**The task:** Word for word, copy all the data and drop the pictures.
** Begin **
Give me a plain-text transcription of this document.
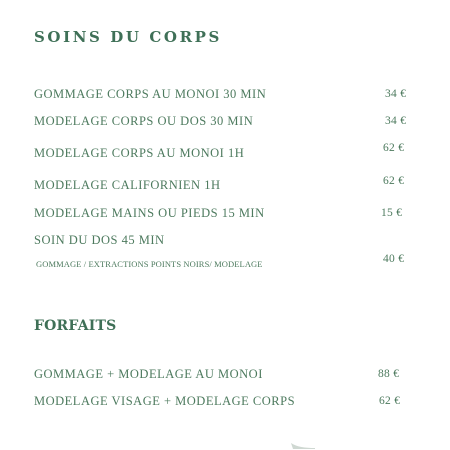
SOINS DU CORPS
GOMMAGE CORPS AU MONOI 30 MIN	34 €
MODELAGE CORPS OU DOS 30 MIN	34 €
MODELAGE CORPS AU MONOI 1H	62 €
MODELAGE CALIFORNIEN 1H	62 €
MODELAGE MAINS OU PIEDS 15 MIN	15 €
SOIN DU DOS 45 MIN
GOMMAGE / EXTRACTIONS POINTS NOIRS/ MODELAGE	40 €
FORFAITS
GOMMAGE + MODELAGE AU MONOI	88 €
MODELAGE VISAGE + MODELAGE CORPS	62 €
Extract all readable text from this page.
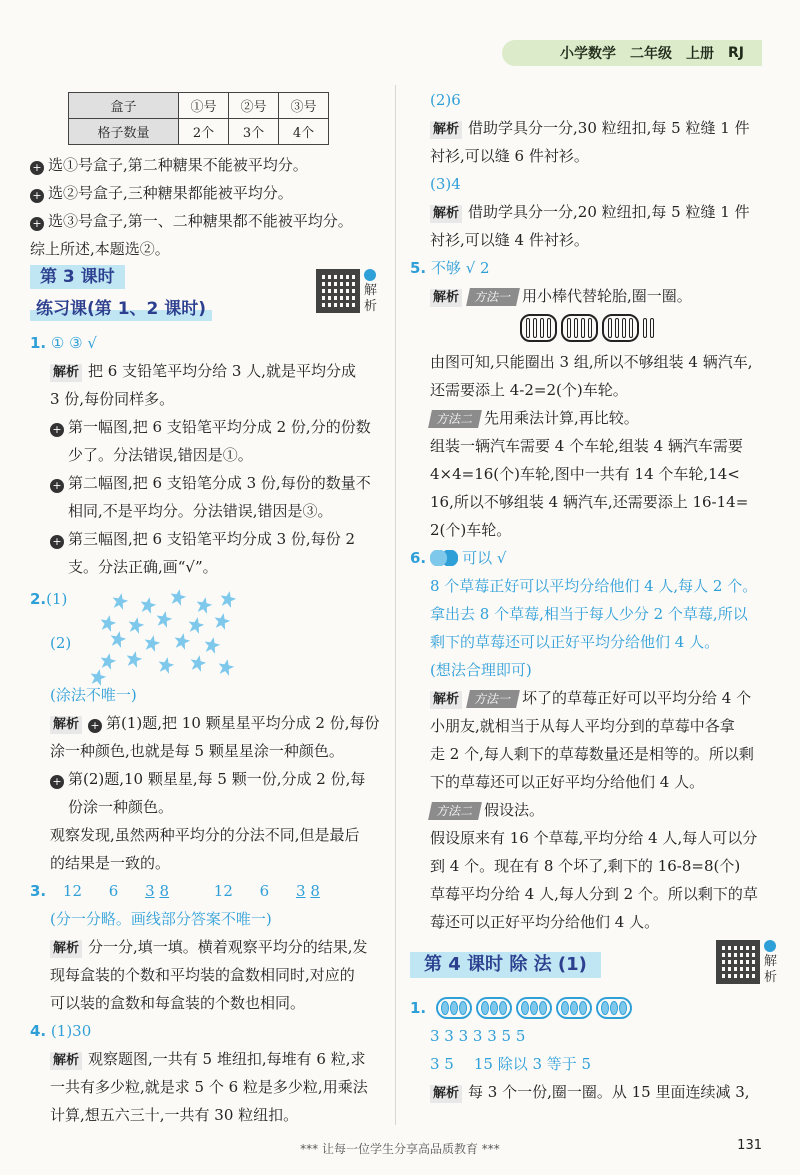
小学数学 二年级 上册 RJ
盒子	①号	②号	③号
格子数量	2个	3个	4个
+ 选①号盒子,第二种糖果不能被平均分。
+ 选②号盒子,三种糖果都能被平均分。
+ 选③号盒子,第一、二种糖果都不能被平均分。
综上所述,本题选②。
第 3 课时
练习课(第 1、2 课时)
解析
1. ① ③ √
解析 把 6 支铅笔平均分给 3 人,就是平均分成
3 份,每份同样多。
+ 第一幅图,把 6 支铅笔平均分成 2 份,分的份数
少了。分法错误,错因是①。
+ 第二幅图,把 6 支铅笔分成 3 份,每份的数量不
相同,不是平均分。分法错误,错因是③。
+ 第三幅图,把 6 支铅笔平均分成 3 份,每份 2
支。分法正确,画“√”。
2.(1)
(2)
(涂法不唯一)
解析 + 第(1)题,把 10 颗星星平均分成 2 份,每份
涂一种颜色,也就是每 5 颗星星涂一种颜色。
+ 第(2)题,10 颗星星,每 5 颗一份,分成 2 份,每
份涂一种颜色。
观察发现,虽然两种平均分的分法不同,但是最后
的结果是一致的。
3. 12 6 3 8	12 6 3 8
(分一分略。画线部分答案不唯一)
解析 分一分,填一填。横着观察平均分的结果,发
现每盒装的个数和平均装的盒数相同时,对应的
可以装的盒数和每盒装的个数也相同。
4. (1)30
解析 观察题图,一共有 5 堆纽扣,每堆有 6 粒,求
一共有多少粒,就是求 5 个 6 粒是多少粒,用乘法
计算,想五六三十,一共有 30 粒纽扣。
(2)6
解析 借助学具分一分,30 粒纽扣,每 5 粒缝 1 件
衬衫,可以缝 6 件衬衫。
(3)4
解析 借助学具分一分,20 粒纽扣,每 5 粒缝 1 件
衬衫,可以缝 4 件衬衫。
5. 不够 √ 2
解析 方法一 用小棒代替轮胎,圈一圈。
由图可知,只能圈出 3 组,所以不够组装 4 辆汽车,
还需要添上 4-2=2(个)车轮。
方法二 先用乘法计算,再比较。
组装一辆汽车需要 4 个车轮,组装 4 辆汽车需要
4×4=16(个)车轮,图中一共有 14 个车轮,14<
16,所以不够组装 4 辆汽车,还需要添上 16-14=
2(个)车轮。
6. 可以 √
8 个草莓正好可以平均分给他们 4 人,每人 2 个。
拿出去 8 个草莓,相当于每人少分 2 个草莓,所以
剩下的草莓还可以正好平均分给他们 4 人。
(想法合理即可)
解析 方法一 坏了的草莓正好可以平均分给 4 个
小朋友,就相当于从每人平均分到的草莓中各拿
走 2 个,每人剩下的草莓数量还是相等的。所以剩
下的草莓还可以正好平均分给他们 4 人。
方法二 假设法。
假设原来有 16 个草莓,平均分给 4 人,每人可以分
到 4 个。现在有 8 个坏了,剩下的 16-8=8(个)
草莓平均分给 4 人,每人分到 2 个。所以剩下的草
莓还可以正好平均分给他们 4 人。
第 4 课时 除 法 (1)	解析
1.
3 3 3 3 3 5 5
3 5 15 除以 3 等于 5
解析 每 3 个一份,圈一圈。从 15 里面连续减 3,
*** 让每一位学生分享高品质教育 ***	131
** End **
**Problem solution:**
Give me a plain-text transcription of this document.
SOINS DU CORPS
GOMMAGE CORPS AU MONOI 30 MIN	34 €
MODELAGE CORPS OU DOS 30 MIN	34 €
MODELAGE CORPS AU MONOI 1H	62 €
MODELAGE CALIFORNIEN 1H	62 €
MODELAGE MAINS OU PIEDS 15 MIN	15 €
SOIN DU DOS 45 MIN
GOMMAGE / EXTRACTIONS POINTS NOIRS/ MODELAGE	40 €
FORFAITS
GOMMAGE + MODELAGE AU MONOI	88 €
MODELAGE VISAGE + MODELAGE CORPS	62 €
Extract all readable text from this page.
小学数学 二年级 上册 RJ
盒子	①号	②号	③号
格子数量	2个	3个	4个
+ 选①号盒子,第二种糖果不能被平均分。
+ 选②号盒子,三种糖果都能被平均分。
+ 选③号盒子,第一、二种糖果都不能被平均分。
综上所述,本题选②。
第 3 课时
练习课(第 1、2 课时)
解析
1. ① ③ √
解析 把 6 支铅笔平均分给 3 人,就是平均分成
3 份,每份同样多。
+ 第一幅图,把 6 支铅笔平均分成 2 份,分的份数
少了。分法错误,错因是①。
+ 第二幅图,把 6 支铅笔分成 3 份,每份的数量不
相同,不是平均分。分法错误,错因是③。
+ 第三幅图,把 6 支铅笔平均分成 3 份,每份 2
支。分法正确,画“√”。
2.(1)
(2)
(涂法不唯一)
解析 + 第(1)题,把 10 颗星星平均分成 2 份,每份
涂一种颜色,也就是每 5 颗星星涂一种颜色。
+ 第(2)题,10 颗星星,每 5 颗一份,分成 2 份,每
份涂一种颜色。
观察发现,虽然两种平均分的分法不同,但是最后
的结果是一致的。
3. 12 6 3 8	12 6 3 8
(分一分略。画线部分答案不唯一)
解析 分一分,填一填。横着观察平均分的结果,发
现每盒装的个数和平均装的盒数相同时,对应的
可以装的盒数和每盒装的个数也相同。
4. (1)30
解析 观察题图,一共有 5 堆纽扣,每堆有 6 粒,求
一共有多少粒,就是求 5 个 6 粒是多少粒,用乘法
计算,想五六三十,一共有 30 粒纽扣。
(2)6
解析 借助学具分一分,30 粒纽扣,每 5 粒缝 1 件
衬衫,可以缝 6 件衬衫。
(3)4
解析 借助学具分一分,20 粒纽扣,每 5 粒缝 1 件
衬衫,可以缝 4 件衬衫。
5. 不够 √ 2
解析 方法一 用小棒代替轮胎,圈一圈。
由图可知,只能圈出 3 组,所以不够组装 4 辆汽车,
还需要添上 4-2=2(个)车轮。
方法二 先用乘法计算,再比较。
组装一辆汽车需要 4 个车轮,组装 4 辆汽车需要
4×4=16(个)车轮,图中一共有 14 个车轮,14<
16,所以不够组装 4 辆汽车,还需要添上 16-14=
2(个)车轮。
6. 可以 √
8 个草莓正好可以平均分给他们 4 人,每人 2 个。
拿出去 8 个草莓,相当于每人少分 2 个草莓,所以
剩下的草莓还可以正好平均分给他们 4 人。
(想法合理即可)
解析 方法一 坏了的草莓正好可以平均分给 4 个
小朋友,就相当于从每人平均分到的草莓中各拿
走 2 个,每人剩下的草莓数量还是相等的。所以剩
下的草莓还可以正好平均分给他们 4 人。
方法二 假设法。
假设原来有 16 个草莓,平均分给 4 人,每人可以分
到 4 个。现在有 8 个坏了,剩下的 16-8=8(个)
草莓平均分给 4 人,每人分到 2 个。所以剩下的草
莓还可以正好平均分给他们 4 人。
第 4 课时 除 法 (1)	解析
1.
3 3 3 3 3 5 5
3 5 15 除以 3 等于 5
解析 每 3 个一份,圈一圈。从 15 里面连续减 3,
*** 让每一位学生分享高品质教育 ***	131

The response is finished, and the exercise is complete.